### GIVEN TASK 1
Reproduce the listing below verbatim, from its first line up to and including the line containing "legend: Brent/WTI Oman/WTI", and nothing else.

### READING TEXT
# Time for new stones - recommendations?



## agp (Nov 21, 2018)

Hi all, I've been using a King 1k/6k combo set for the past few years, but had lots of trouble sharpening my Yamashin white 1, but did great with my stainless steel knives and cleavers from China. I'm looking for recommendations on a set stone set up. I recently got some VG10 damascus knives, so hoping to get something that can sharpen those easily.

Any recommendations?


----------



## nevrknow (Nov 21, 2018)

Shapton. Pro or glass either one.

Kohetsu 800 and 2K. VERY good stones.


----------



## 2bApical? (Nov 21, 2018)

I am in the exact same situation. Recently got a VG-10 knife and it not getting sharp on what I have. Here is an excellent review of a stone made with a vitrification process. I'm wondering what other stone are made this way. Suzuki-ya stones. The 4000 is 80 Rockwell, 1200 is 60 Rockwell. https://fabulalignarius.wordpress.com/2015/01/08/found-the-ultimate-waterstone/


----------



## kevin (Nov 22, 2018)

Maybe get a rougher stone to get it started like the Naniwa professional 400


----------



## krx927 (Nov 22, 2018)

Naniwa professional 400 would work great. But you do not need to go so low. For me for non thinning purposes Naniwa professional is enough.

Great stones.


----------



## madelinez (Nov 22, 2018)

King Hyper 1000 (much faster than the standard 1000) or Shapton Pro 1000. Both are fast stones but the King is a little softer.


----------



## Matus (Nov 22, 2018)

Where are you located?


----------



## krx927 (Nov 22, 2018)

I wanted to say:
Naniwa professional 400 would work great. But you do not need to go so low. For me for non thinning purposes Naniwa professional *1000 *is enough.

Great stones.


----------



## agp (Nov 22, 2018)

Matus said:


> Where are you located?



Located in conus


----------



## agp (Nov 22, 2018)

krx927 said:


> I wanted to say:
> Naniwa professional 400 would work great. But you do not need to go so low. For me for non thinning purposes Naniwa professional *1000 *is enough.
> 
> Great stones.



How different is Naniwa 1k from King 1k? Can't imagine 1k being that different? Maybe I'm not applying enough pressure.


----------



## Grunt173 (Nov 22, 2018)

agp said:


> How different is Naniwa 1k from King 1k? Can't imagine 1k being that different? Maybe I'm not applying enough pressure.


If you want a way much better 1k then either the King 1k or the Chosera 1k get the Chosera 800.Between that and my Shapton Pro 1k that I bought some time ago,that's all I use.My King 1k/6k was my very first stone in the sharpening world of things and it is collecting dust.


----------



## banjo1071 (Nov 22, 2018)

I hear Maruka is a very good brand...


----------



## F-Flash (Nov 22, 2018)

If i would get new Stones:
I have chosera 400, its good (but i still dont like it). Iwould try JNS 300.
King Hyper 1k (prefer IT to chosera 1k)
Chosera 3k (Amazing Stone)

And If u need to go higher, (for gyutos theres really no need) JNS 6k 

And after that some natural...


----------



## HRC_64 (Nov 22, 2018)

### GIVEN TASK 2
Carry on the sharpening-stone thread from the point where it stops.

### GIVEN ENTRIES
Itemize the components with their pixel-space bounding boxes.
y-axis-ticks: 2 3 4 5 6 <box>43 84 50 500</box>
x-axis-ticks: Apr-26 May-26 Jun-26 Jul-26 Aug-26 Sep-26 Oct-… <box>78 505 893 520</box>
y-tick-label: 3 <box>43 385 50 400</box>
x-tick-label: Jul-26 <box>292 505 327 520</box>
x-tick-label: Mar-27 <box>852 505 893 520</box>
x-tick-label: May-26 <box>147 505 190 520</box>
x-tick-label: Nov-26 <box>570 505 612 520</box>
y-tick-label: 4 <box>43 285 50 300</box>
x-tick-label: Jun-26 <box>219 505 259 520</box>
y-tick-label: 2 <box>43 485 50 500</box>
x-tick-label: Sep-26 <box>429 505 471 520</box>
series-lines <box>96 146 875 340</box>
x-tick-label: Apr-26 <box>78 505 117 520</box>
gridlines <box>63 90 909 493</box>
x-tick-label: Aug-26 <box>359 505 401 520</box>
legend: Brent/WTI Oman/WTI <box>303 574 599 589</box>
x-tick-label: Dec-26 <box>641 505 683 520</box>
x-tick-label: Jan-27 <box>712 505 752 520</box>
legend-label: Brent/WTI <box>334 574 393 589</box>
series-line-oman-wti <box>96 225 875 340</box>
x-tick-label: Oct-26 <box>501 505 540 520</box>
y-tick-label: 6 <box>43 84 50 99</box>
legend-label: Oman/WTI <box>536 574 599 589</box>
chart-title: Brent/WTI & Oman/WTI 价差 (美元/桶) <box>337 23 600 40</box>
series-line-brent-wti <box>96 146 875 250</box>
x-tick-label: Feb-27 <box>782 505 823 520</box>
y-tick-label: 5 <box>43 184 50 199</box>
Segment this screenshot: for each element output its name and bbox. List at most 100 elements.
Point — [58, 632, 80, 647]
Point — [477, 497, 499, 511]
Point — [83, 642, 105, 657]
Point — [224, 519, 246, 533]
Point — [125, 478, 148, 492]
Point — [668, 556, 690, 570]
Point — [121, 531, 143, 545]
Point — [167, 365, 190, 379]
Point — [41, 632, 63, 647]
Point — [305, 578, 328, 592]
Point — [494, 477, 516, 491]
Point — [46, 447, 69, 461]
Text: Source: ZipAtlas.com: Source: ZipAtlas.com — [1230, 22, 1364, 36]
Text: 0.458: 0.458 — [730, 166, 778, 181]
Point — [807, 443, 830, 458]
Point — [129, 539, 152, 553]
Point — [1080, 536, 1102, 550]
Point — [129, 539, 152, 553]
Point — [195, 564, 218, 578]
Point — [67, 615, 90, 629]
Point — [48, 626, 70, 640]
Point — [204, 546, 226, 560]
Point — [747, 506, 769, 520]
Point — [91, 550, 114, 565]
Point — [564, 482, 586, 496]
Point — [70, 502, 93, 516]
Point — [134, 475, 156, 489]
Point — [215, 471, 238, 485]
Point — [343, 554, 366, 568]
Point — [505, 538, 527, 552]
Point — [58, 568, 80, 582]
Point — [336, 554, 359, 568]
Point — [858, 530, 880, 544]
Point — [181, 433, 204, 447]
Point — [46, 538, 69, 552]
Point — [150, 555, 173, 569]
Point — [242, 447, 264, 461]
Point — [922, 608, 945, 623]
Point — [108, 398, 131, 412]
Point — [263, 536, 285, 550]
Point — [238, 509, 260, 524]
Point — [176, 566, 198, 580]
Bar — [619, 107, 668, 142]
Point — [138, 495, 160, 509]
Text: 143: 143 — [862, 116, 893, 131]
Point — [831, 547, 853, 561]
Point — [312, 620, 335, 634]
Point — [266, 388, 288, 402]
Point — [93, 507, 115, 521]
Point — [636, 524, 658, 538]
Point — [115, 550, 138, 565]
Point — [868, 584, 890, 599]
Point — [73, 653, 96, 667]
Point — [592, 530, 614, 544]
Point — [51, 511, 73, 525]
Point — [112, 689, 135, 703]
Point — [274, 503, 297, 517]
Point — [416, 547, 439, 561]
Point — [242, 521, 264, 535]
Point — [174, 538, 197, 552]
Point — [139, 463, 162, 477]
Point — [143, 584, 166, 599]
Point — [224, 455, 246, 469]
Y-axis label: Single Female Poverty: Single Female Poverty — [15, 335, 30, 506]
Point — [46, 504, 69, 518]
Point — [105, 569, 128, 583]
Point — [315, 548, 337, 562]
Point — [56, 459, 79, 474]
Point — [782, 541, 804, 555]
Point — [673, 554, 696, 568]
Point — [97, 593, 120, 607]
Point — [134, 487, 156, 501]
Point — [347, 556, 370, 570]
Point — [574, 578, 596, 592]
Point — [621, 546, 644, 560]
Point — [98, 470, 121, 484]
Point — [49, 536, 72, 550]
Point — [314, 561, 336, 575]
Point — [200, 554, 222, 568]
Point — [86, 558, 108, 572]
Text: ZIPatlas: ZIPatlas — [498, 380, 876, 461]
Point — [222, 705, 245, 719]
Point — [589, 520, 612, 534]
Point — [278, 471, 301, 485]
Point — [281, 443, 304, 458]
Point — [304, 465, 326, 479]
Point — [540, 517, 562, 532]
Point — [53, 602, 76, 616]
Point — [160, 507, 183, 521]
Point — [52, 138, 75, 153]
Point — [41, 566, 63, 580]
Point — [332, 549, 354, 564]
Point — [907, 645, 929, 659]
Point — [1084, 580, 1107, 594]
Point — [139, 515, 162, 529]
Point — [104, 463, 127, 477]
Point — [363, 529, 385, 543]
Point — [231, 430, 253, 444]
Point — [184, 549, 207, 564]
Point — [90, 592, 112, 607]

### RESPONSE 1
Itemize the components with their pixel-space bounding boxes.
y-axis-ticks: 2 3 4 5 6 <box>43 84 50 500</box>
x-axis-ticks: Apr-26 May-26 Jun-26 Jul-26 Aug-26 Sep-26 Oct-… <box>78 505 893 520</box>
y-tick-label: 3 <box>43 385 50 400</box>
x-tick-label: Jul-26 <box>292 505 327 520</box>
x-tick-label: Mar-27 <box>852 505 893 520</box>
x-tick-label: May-26 <box>147 505 190 520</box>
x-tick-label: Nov-26 <box>570 505 612 520</box>
y-tick-label: 4 <box>43 285 50 300</box>
x-tick-label: Jun-26 <box>219 505 259 520</box>
y-tick-label: 2 <box>43 485 50 500</box>
x-tick-label: Sep-26 <box>429 505 471 520</box>
series-lines <box>96 146 875 340</box>
x-tick-label: Apr-26 <box>78 505 117 520</box>
gridlines <box>63 90 909 493</box>
x-tick-label: Aug-26 <box>359 505 401 520</box>
legend: Brent/WTI Oman/WTI <box>303 574 599 589</box>

### RESPONSE 2
The next generation of stones after King, think Hyper 1k, Cho 800, SP1k, etc.
(most of which have been noted already)


----------



## agp (Nov 22, 2018)

I plan to get a Chosera 400. Want one more, don't want a three piece set up. so 400+1k? or 400+2k? or 600+2k or 600 + 3k?


----------



## Matus (Nov 22, 2018)

I am not quite sure about the coarse stone - for my taste the Gesshin 400 dishes a bit too fast (grinds fast and but lovely finish though).

JNS300 is bit too slow (but thanks to relatively slow dishing good for more accurate work, also finishes finer than 300). I use JNS300 to check bevels on the knives I am making and on repair work on wide bevels. 

I recently got a Sakai Takauki 400 stone, but have not tested it sufficiently yet. It looks promising though.

Medium grit - the Gesshin 2000 is really great- really fast for 2k, nice feel & feedback, dishing on the slow side. 

I also have the Watanabe #1000 (== Shapton Pro 1000) - it is more of an 800 stone with the decent feedback and is very fast. - basically it negates the need for a 300-400 stone - at least on the edge. Going from 220 (I have Bester) to Shapton Pro 1k is no problem. If used on wide bevels than it may take a while to take out scratches with 4k+ stones.

Then there is Sigma Pro 1k - probably the fastest 1k stone, but the feedback are fingernails on a blackboard. It tends towards tearout on soft stainless steels. I will be getting one for purely knifemaking purposes.

Finisher - Gesshin 4000 is basically a finer version of the 2000 - gives a very nice toothy edge. A fast stone for 4k grit. 

My favourite synthetic finisher is however Gesshin Synthetic Natural. Not quite as fast as the 4k, but the edge is very well balanced - fine and toothy at the same time. It is currently my only synthetic finisher. I go to natural stones if I want to play with the edge properties more.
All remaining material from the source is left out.